THE PROBLEM -> What follows is a set of records; repeat all of them exactly.

A run of records:
---

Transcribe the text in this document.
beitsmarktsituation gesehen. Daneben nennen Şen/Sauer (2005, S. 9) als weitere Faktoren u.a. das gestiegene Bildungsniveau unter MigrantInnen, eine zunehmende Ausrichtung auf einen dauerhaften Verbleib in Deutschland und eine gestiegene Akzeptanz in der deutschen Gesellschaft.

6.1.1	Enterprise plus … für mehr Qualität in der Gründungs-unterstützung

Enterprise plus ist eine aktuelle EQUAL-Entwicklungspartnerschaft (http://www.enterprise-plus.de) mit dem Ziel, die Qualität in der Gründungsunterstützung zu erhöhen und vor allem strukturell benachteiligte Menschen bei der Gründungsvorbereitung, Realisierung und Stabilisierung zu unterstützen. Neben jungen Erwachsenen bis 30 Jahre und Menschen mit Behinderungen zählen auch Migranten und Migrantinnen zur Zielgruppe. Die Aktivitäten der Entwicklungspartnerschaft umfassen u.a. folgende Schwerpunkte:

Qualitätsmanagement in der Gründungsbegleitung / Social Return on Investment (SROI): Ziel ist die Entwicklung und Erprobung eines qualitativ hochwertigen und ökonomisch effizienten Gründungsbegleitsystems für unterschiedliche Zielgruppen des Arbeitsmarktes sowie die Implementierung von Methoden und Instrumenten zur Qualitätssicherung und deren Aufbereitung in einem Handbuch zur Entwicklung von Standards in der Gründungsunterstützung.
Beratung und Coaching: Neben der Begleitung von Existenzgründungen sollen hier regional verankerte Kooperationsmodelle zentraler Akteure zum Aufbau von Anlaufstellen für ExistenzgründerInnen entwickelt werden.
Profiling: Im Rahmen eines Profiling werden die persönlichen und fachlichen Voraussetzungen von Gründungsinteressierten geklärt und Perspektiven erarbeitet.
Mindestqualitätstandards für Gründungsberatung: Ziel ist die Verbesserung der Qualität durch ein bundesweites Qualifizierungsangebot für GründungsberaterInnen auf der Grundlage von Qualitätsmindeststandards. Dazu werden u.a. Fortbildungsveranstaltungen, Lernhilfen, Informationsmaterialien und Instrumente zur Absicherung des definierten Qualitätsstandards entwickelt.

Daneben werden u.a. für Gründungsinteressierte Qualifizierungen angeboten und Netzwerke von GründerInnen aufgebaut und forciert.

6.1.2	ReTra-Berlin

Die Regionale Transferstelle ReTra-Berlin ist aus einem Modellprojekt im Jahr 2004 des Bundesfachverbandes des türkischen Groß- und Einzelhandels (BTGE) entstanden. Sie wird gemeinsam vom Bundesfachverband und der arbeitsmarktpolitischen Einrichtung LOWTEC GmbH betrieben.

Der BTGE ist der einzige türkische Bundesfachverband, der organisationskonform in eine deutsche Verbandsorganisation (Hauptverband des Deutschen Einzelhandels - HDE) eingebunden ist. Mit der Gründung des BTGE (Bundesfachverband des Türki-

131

---

SOLVED EXERCISE ->
Transcribe the text in this document.
beitsmarktsituation gesehen. Daneben nennen Şen/Sauer (2005, S. 9) als weitere Faktoren u.a. das gestiegene Bildungsniveau unter MigrantInnen, eine zunehmende Ausrichtung auf einen dauerhaften Verbleib in Deutschland und eine gestiegene Akzeptanz in der deutschen Gesellschaft.

6.1.1	Enterprise plus … für mehr Qualität in der Gründungs-unterstützung

Enterprise plus ist eine aktuelle EQUAL-Entwicklungspartnerschaft (http://www.enterprise-plus.de) mit dem Ziel, die Qualität in der Gründungsunterstützung zu erhöhen und vor allem strukturell benachteiligte Menschen bei der Gründungsvorbereitung, Realisierung und Stabilisierung zu unterstützen. Neben jungen Erwachsenen bis 30 Jahre und Menschen mit Behinderungen zählen auch Migranten und Migrantinnen zur Zielgruppe. Die Aktivitäten der Entwicklungspartnerschaft umfassen u.a. folgende Schwerpunkte:

Qualitätsmanagement in der Gründungsbegleitung / Social Return on Investment (SROI): Ziel ist die Entwicklung und Erprobung eines qualitativ hochwertigen und ökonomisch effizienten Gründungsbegleitsystems für unterschiedliche Zielgruppen des Arbeitsmarktes sowie die Implementierung von Methoden und Instrumenten zur Qualitätssicherung und deren Aufbereitung in einem Handbuch zur Entwicklung von Standards in der Gründungsunterstützung.
Beratung und Coaching: Neben der Begleitung von Existenzgründungen sollen hier regional verankerte Kooperationsmodelle zentraler Akteure zum Aufbau von Anlaufstellen für ExistenzgründerInnen entwickelt werden.
Profiling: Im Rahmen eines Profiling werden die persönlichen und fachlichen Voraussetzungen von Gründungsinteressierten geklärt und Perspektiven erarbeitet.
Mindestqualitätstandards für Gründungsberatung: Ziel ist die Verbesserung der Qualität durch ein bundesweites Qualifizierungsangebot für GründungsberaterInnen auf der Grundlage von Qualitätsmindeststandards. Dazu werden u.a. Fortbildungsveranstaltungen, Lernhilfen, Informationsmaterialien und Instrumente zur Absicherung des definierten Qualitätsstandards entwickelt.

Daneben werden u.a. für Gründungsinteressierte Qualifizierungen angeboten und Netzwerke von GründerInnen aufgebaut und forciert.

6.1.2	ReTra-Berlin

Die Regionale Transferstelle ReTra-Berlin ist aus einem Modellprojekt im Jahr 2004 des Bundesfachverbandes des türkischen Groß- und Einzelhandels (BTGE) entstanden. Sie wird gemeinsam vom Bundesfachverband und der arbeitsmarktpolitischen Einrichtung LOWTEC GmbH betrieben.

Der BTGE ist der einzige türkische Bundesfachverband, der organisationskonform in eine deutsche Verbandsorganisation (Hauptverband des Deutschen Einzelhandels - HDE) eingebunden ist. Mit der Gründung des BTGE (Bundesfachverband des Türki-

131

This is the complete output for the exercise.